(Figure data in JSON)
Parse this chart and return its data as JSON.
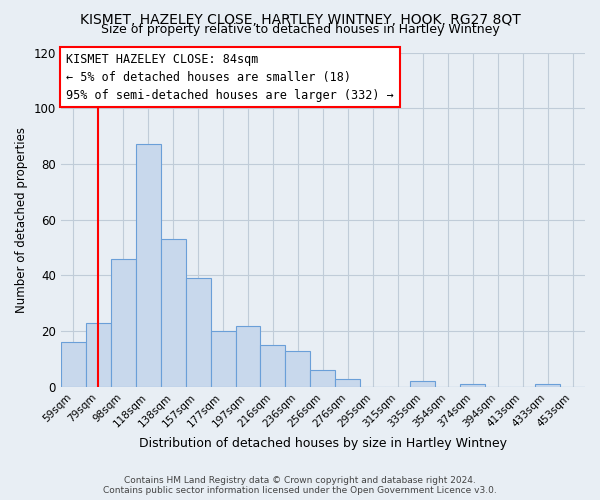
{
  "title": "KISMET, HAZELEY CLOSE, HARTLEY WINTNEY, HOOK, RG27 8QT",
  "subtitle": "Size of property relative to detached houses in Hartley Wintney",
  "xlabel": "Distribution of detached houses by size in Hartley Wintney",
  "ylabel": "Number of detached properties",
  "bin_labels": [
    "59sqm",
    "79sqm",
    "98sqm",
    "118sqm",
    "138sqm",
    "157sqm",
    "177sqm",
    "197sqm",
    "216sqm",
    "236sqm",
    "256sqm",
    "276sqm",
    "295sqm",
    "315sqm",
    "335sqm",
    "354sqm",
    "374sqm",
    "394sqm",
    "413sqm",
    "433sqm",
    "453sqm"
  ],
  "bar_values": [
    16,
    23,
    46,
    87,
    53,
    39,
    20,
    22,
    15,
    13,
    6,
    3,
    0,
    0,
    2,
    0,
    1,
    0,
    0,
    1,
    0
  ],
  "bar_color": "#c8d8ec",
  "bar_edge_color": "#6a9fd8",
  "annotation_box_text": "KISMET HAZELEY CLOSE: 84sqm\n← 5% of detached houses are smaller (18)\n95% of semi-detached houses are larger (332) →",
  "ylim": [
    0,
    120
  ],
  "yticks": [
    0,
    20,
    40,
    60,
    80,
    100,
    120
  ],
  "footer_text": "Contains HM Land Registry data © Crown copyright and database right 2024.\nContains public sector information licensed under the Open Government Licence v3.0.",
  "bg_color": "#e8eef4",
  "plot_bg_color": "#e8eef4",
  "grid_color": "#c0ccd8",
  "red_line_x": 1.0,
  "title_fontsize": 10,
  "subtitle_fontsize": 9,
  "title_fontweight": "normal"
}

WHAT THE TASK REQUIRES.
Every line of the data should be copied as it stands, without the images.

FINAL RESULT.
Parse this chart and return its data as JSON.
{
  "title": "KISMET, HAZELEY CLOSE, HARTLEY WINTNEY, HOOK, RG27 8QT",
  "subtitle": "Size of property relative to detached houses in Hartley Wintney",
  "xlabel": "Distribution of detached houses by size in Hartley Wintney",
  "ylabel": "Number of detached properties",
  "bin_labels": [
    "59sqm",
    "79sqm",
    "98sqm",
    "118sqm",
    "138sqm",
    "157sqm",
    "177sqm",
    "197sqm",
    "216sqm",
    "236sqm",
    "256sqm",
    "276sqm",
    "295sqm",
    "315sqm",
    "335sqm",
    "354sqm",
    "374sqm",
    "394sqm",
    "413sqm",
    "433sqm",
    "453sqm"
  ],
  "bar_values": [
    16,
    23,
    46,
    87,
    53,
    39,
    20,
    22,
    15,
    13,
    6,
    3,
    0,
    0,
    2,
    0,
    1,
    0,
    0,
    1,
    0
  ],
  "bar_color": "#c8d8ec",
  "bar_edge_color": "#6a9fd8",
  "annotation_box_text": "KISMET HAZELEY CLOSE: 84sqm\n← 5% of detached houses are smaller (18)\n95% of semi-detached houses are larger (332) →",
  "ylim": [
    0,
    120
  ],
  "yticks": [
    0,
    20,
    40,
    60,
    80,
    100,
    120
  ],
  "footer_text": "Contains HM Land Registry data © Crown copyright and database right 2024.\nContains public sector information licensed under the Open Government Licence v3.0.",
  "bg_color": "#e8eef4",
  "plot_bg_color": "#e8eef4",
  "grid_color": "#c0ccd8",
  "red_line_x": 1.0,
  "title_fontsize": 10,
  "subtitle_fontsize": 9,
  "title_fontweight": "normal"
}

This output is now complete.